Start of Recorded data

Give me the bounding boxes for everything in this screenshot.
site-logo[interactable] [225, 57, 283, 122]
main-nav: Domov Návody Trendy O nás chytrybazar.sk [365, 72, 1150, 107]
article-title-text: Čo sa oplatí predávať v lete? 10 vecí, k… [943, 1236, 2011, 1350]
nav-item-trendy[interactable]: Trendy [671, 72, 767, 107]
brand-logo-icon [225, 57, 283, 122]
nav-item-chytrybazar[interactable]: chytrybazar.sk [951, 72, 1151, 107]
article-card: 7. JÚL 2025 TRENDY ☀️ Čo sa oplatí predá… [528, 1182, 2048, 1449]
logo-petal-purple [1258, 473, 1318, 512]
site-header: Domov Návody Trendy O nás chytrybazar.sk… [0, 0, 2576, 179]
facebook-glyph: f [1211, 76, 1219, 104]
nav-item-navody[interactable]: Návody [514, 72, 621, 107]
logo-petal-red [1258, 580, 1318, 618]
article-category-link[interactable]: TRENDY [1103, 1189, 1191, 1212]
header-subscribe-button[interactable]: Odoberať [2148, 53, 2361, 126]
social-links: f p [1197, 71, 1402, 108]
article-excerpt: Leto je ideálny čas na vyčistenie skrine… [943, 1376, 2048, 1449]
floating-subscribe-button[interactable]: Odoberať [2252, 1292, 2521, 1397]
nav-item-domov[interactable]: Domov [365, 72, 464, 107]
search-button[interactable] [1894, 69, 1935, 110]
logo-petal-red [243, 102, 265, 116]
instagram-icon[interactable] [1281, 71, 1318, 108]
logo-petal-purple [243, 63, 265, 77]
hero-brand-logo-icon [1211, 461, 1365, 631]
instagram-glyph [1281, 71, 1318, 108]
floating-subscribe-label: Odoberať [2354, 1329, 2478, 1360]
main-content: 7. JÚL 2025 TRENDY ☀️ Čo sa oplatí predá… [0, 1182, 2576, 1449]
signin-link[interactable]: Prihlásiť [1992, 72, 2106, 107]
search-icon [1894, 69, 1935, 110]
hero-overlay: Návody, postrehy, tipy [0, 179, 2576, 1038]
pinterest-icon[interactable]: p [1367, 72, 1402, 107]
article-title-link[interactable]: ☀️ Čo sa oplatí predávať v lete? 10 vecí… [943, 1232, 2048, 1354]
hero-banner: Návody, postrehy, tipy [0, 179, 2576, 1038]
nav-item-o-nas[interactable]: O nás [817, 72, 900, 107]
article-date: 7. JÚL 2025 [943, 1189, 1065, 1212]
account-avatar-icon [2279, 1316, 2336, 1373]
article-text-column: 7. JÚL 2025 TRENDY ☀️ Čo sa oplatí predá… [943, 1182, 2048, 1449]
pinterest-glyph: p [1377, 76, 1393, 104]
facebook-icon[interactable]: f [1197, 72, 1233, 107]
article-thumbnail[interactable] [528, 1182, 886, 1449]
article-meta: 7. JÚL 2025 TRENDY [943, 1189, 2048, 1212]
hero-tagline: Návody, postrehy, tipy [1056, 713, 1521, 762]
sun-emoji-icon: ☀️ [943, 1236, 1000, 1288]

End of Recorded data

#### [Stated task]
Reproduce every row above character for character, with nothing changed, added, or left out.

#### [Solution for this exercise]
Give me the bounding boxes for everything in this screenshot.
site-logo[interactable] [225, 57, 283, 122]
main-nav: Domov Návody Trendy O nás chytrybazar.sk [365, 72, 1150, 107]
article-title-text: Čo sa oplatí predávať v lete? 10 vecí, k… [943, 1236, 2011, 1350]
nav-item-trendy[interactable]: Trendy [671, 72, 767, 107]
brand-logo-icon [225, 57, 283, 122]
nav-item-chytrybazar[interactable]: chytrybazar.sk [951, 72, 1151, 107]
article-card: 7. JÚL 2025 TRENDY ☀️ Čo sa oplatí predá… [528, 1182, 2048, 1449]
logo-petal-purple [1258, 473, 1318, 512]
site-header: Domov Návody Trendy O nás chytrybazar.sk… [0, 0, 2576, 179]
facebook-glyph: f [1211, 76, 1219, 104]
nav-item-navody[interactable]: Návody [514, 72, 621, 107]
logo-petal-red [1258, 580, 1318, 618]
article-category-link[interactable]: TRENDY [1103, 1189, 1191, 1212]
header-subscribe-button[interactable]: Odoberať [2148, 53, 2361, 126]
social-links: f p [1197, 71, 1402, 108]
article-excerpt: Leto je ideálny čas na vyčistenie skrine… [943, 1376, 2048, 1449]
floating-subscribe-button[interactable]: Odoberať [2252, 1292, 2521, 1397]
nav-item-domov[interactable]: Domov [365, 72, 464, 107]
search-button[interactable] [1894, 69, 1935, 110]
logo-petal-red [243, 102, 265, 116]
instagram-icon[interactable] [1281, 71, 1318, 108]
logo-petal-purple [243, 63, 265, 77]
hero-brand-logo-icon [1211, 461, 1365, 631]
instagram-glyph [1281, 71, 1318, 108]
floating-subscribe-label: Odoberať [2354, 1329, 2478, 1360]
main-content: 7. JÚL 2025 TRENDY ☀️ Čo sa oplatí predá… [0, 1182, 2576, 1449]
signin-link[interactable]: Prihlásiť [1992, 72, 2106, 107]
search-icon [1894, 69, 1935, 110]
hero-overlay: Návody, postrehy, tipy [0, 179, 2576, 1038]
pinterest-icon[interactable]: p [1367, 72, 1402, 107]
article-title-link[interactable]: ☀️ Čo sa oplatí predávať v lete? 10 vecí… [943, 1232, 2048, 1354]
hero-banner: Návody, postrehy, tipy [0, 179, 2576, 1038]
nav-item-o-nas[interactable]: O nás [817, 72, 900, 107]
article-date: 7. JÚL 2025 [943, 1189, 1065, 1212]
account-avatar-icon [2279, 1316, 2336, 1373]
article-text-column: 7. JÚL 2025 TRENDY ☀️ Čo sa oplatí predá… [943, 1182, 2048, 1449]
pinterest-glyph: p [1377, 76, 1393, 104]
facebook-icon[interactable]: f [1197, 72, 1233, 107]
article-thumbnail[interactable] [528, 1182, 886, 1449]
article-meta: 7. JÚL 2025 TRENDY [943, 1189, 2048, 1212]
hero-tagline: Návody, postrehy, tipy [1056, 713, 1521, 762]
sun-emoji-icon: ☀️ [943, 1236, 1000, 1288]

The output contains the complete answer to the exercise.